Information provided:

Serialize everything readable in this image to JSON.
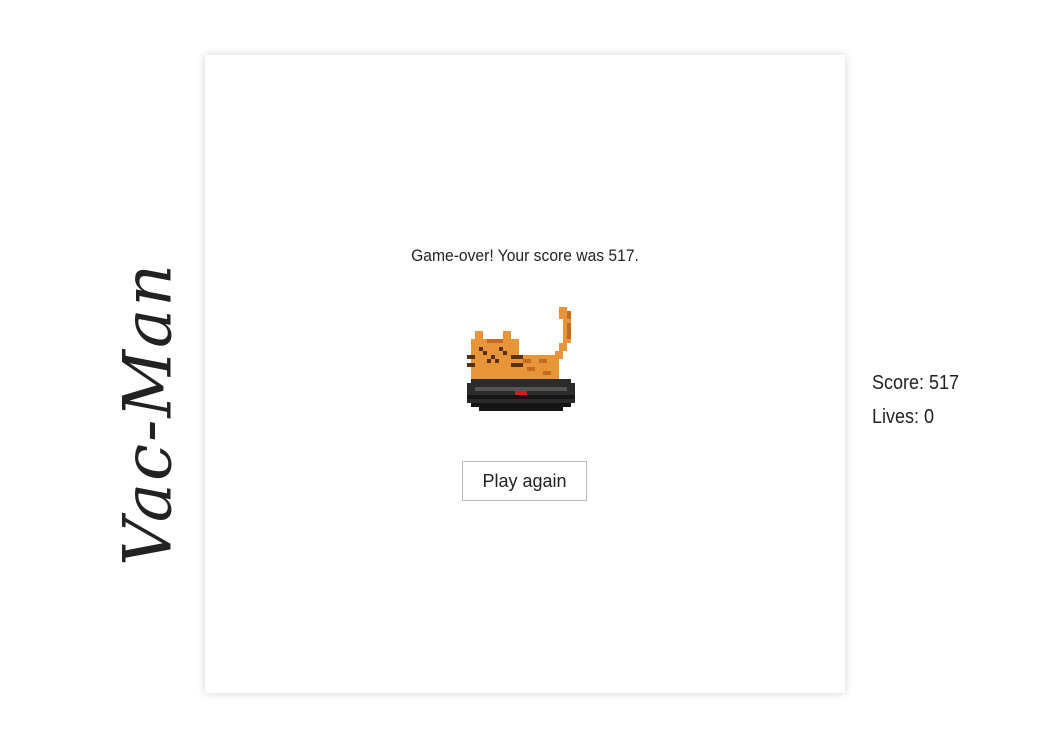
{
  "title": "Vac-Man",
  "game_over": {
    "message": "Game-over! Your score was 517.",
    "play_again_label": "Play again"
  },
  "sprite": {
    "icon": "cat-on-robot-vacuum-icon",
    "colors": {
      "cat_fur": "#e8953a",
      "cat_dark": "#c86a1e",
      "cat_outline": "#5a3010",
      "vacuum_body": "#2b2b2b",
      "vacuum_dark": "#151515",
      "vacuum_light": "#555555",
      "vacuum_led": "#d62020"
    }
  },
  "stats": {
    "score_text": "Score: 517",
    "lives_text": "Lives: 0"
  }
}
...
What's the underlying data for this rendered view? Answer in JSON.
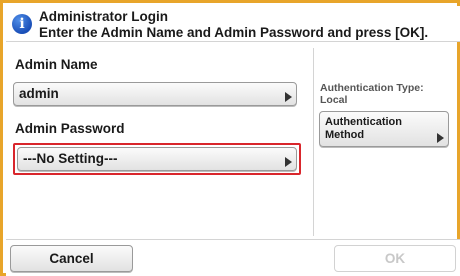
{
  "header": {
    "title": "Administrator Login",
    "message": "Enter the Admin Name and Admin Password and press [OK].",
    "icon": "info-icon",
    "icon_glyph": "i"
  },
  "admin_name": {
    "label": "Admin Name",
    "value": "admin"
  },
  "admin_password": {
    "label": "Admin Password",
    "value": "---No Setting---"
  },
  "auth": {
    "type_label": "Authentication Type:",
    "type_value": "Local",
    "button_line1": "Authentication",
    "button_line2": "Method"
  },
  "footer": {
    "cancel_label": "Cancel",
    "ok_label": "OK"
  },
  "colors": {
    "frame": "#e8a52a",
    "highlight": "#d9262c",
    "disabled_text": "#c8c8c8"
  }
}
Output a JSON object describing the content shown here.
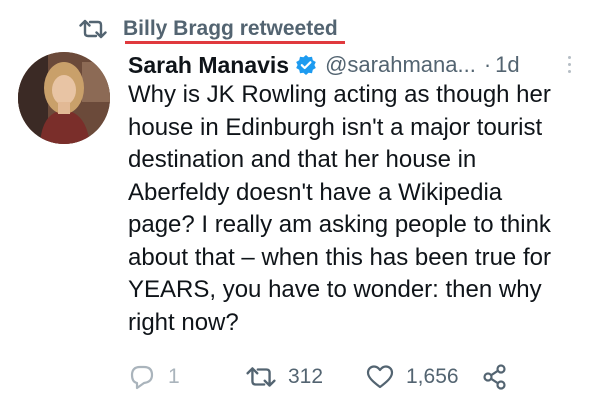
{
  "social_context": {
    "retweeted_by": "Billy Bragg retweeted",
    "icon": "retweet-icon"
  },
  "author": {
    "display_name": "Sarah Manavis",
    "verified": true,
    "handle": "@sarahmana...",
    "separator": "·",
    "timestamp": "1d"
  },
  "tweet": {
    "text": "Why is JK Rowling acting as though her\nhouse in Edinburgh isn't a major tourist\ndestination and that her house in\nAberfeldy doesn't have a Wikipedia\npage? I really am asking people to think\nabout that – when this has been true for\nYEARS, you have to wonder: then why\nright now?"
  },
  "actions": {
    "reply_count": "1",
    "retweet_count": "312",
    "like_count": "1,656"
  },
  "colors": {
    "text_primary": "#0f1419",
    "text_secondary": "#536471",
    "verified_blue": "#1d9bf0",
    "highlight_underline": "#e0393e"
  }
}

What to do:
All lines in the data that contain the word "message" should be copied.

Exercise solution:
    "message": "Game-over! Your score was 517.",
    "message": "Enter the Admin Name and Admin Password and press [OK].",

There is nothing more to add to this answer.